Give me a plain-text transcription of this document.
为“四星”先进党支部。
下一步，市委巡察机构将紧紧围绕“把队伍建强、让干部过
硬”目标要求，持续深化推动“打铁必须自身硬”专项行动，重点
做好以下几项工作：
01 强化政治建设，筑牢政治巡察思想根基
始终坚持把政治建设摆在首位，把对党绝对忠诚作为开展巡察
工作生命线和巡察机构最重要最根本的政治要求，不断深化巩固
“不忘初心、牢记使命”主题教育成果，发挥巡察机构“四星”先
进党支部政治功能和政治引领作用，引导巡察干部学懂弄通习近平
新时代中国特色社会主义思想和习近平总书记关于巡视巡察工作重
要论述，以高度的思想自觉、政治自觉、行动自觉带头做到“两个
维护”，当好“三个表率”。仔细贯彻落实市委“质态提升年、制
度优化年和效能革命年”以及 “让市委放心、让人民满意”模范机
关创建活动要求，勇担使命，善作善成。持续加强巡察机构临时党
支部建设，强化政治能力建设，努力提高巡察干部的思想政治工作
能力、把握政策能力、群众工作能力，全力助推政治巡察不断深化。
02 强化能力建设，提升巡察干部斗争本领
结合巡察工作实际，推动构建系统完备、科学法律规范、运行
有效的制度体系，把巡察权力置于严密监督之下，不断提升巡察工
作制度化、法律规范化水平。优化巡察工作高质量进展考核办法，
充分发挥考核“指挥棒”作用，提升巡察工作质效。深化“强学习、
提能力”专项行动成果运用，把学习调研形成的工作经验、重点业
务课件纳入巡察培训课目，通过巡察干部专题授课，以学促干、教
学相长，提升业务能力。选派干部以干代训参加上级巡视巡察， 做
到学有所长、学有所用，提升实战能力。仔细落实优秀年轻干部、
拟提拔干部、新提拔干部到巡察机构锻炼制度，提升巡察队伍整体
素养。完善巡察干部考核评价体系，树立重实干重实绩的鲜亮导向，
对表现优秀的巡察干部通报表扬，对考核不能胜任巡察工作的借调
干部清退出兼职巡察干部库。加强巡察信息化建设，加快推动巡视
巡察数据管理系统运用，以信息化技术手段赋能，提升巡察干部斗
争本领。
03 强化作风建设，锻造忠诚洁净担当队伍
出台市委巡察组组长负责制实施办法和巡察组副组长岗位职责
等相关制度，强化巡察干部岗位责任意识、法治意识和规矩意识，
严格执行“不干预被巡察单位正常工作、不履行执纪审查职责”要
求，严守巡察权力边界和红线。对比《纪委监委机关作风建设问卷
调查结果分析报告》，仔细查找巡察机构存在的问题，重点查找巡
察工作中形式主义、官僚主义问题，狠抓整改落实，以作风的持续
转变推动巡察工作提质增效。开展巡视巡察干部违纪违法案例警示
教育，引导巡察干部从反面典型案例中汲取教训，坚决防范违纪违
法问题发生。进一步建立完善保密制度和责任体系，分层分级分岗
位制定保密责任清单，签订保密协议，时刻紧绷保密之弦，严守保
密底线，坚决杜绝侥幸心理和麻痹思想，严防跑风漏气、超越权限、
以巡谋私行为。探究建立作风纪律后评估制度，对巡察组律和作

○ ○ ○ ○ ○

#### Exercise aim:
Your task is to repeat each line of the material exactly.

#### In response:
Give me a plain-text transcription of this document.
为“四星”先进党支部。
下一步，市委巡察机构将紧紧围绕“把队伍建强、让干部过
硬”目标要求，持续深化推动“打铁必须自身硬”专项行动，重点
做好以下几项工作：
01 强化政治建设，筑牢政治巡察思想根基
始终坚持把政治建设摆在首位，把对党绝对忠诚作为开展巡察
工作生命线和巡察机构最重要最根本的政治要求，不断深化巩固
“不忘初心、牢记使命”主题教育成果，发挥巡察机构“四星”先
进党支部政治功能和政治引领作用，引导巡察干部学懂弄通习近平
新时代中国特色社会主义思想和习近平总书记关于巡视巡察工作重
要论述，以高度的思想自觉、政治自觉、行动自觉带头做到“两个
维护”，当好“三个表率”。仔细贯彻落实市委“质态提升年、制
度优化年和效能革命年”以及 “让市委放心、让人民满意”模范机
关创建活动要求，勇担使命，善作善成。持续加强巡察机构临时党
支部建设，强化政治能力建设，努力提高巡察干部的思想政治工作
能力、把握政策能力、群众工作能力，全力助推政治巡察不断深化。
02 强化能力建设，提升巡察干部斗争本领
结合巡察工作实际，推动构建系统完备、科学法律规范、运行
有效的制度体系，把巡察权力置于严密监督之下，不断提升巡察工
作制度化、法律规范化水平。优化巡察工作高质量进展考核办法，
充分发挥考核“指挥棒”作用，提升巡察工作质效。深化“强学习、
提能力”专项行动成果运用，把学习调研形成的工作经验、重点业
务课件纳入巡察培训课目，通过巡察干部专题授课，以学促干、教
学相长，提升业务能力。选派干部以干代训参加上级巡视巡察， 做
到学有所长、学有所用，提升实战能力。仔细落实优秀年轻干部、
拟提拔干部、新提拔干部到巡察机构锻炼制度，提升巡察队伍整体
素养。完善巡察干部考核评价体系，树立重实干重实绩的鲜亮导向，
对表现优秀的巡察干部通报表扬，对考核不能胜任巡察工作的借调
干部清退出兼职巡察干部库。加强巡察信息化建设，加快推动巡视
巡察数据管理系统运用，以信息化技术手段赋能，提升巡察干部斗
争本领。
03 强化作风建设，锻造忠诚洁净担当队伍
出台市委巡察组组长负责制实施办法和巡察组副组长岗位职责
等相关制度，强化巡察干部岗位责任意识、法治意识和规矩意识，
严格执行“不干预被巡察单位正常工作、不履行执纪审查职责”要
求，严守巡察权力边界和红线。对比《纪委监委机关作风建设问卷
调查结果分析报告》，仔细查找巡察机构存在的问题，重点查找巡
察工作中形式主义、官僚主义问题，狠抓整改落实，以作风的持续
转变推动巡察工作提质增效。开展巡视巡察干部违纪违法案例警示
教育，引导巡察干部从反面典型案例中汲取教训，坚决防范违纪违
法问题发生。进一步建立完善保密制度和责任体系，分层分级分岗
位制定保密责任清单，签订保密协议，时刻紧绷保密之弦，严守保
密底线，坚决杜绝侥幸心理和麻痹思想，严防跑风漏气、超越权限、
以巡谋私行为。探究建立作风纪律后评估制度，对巡察组律和作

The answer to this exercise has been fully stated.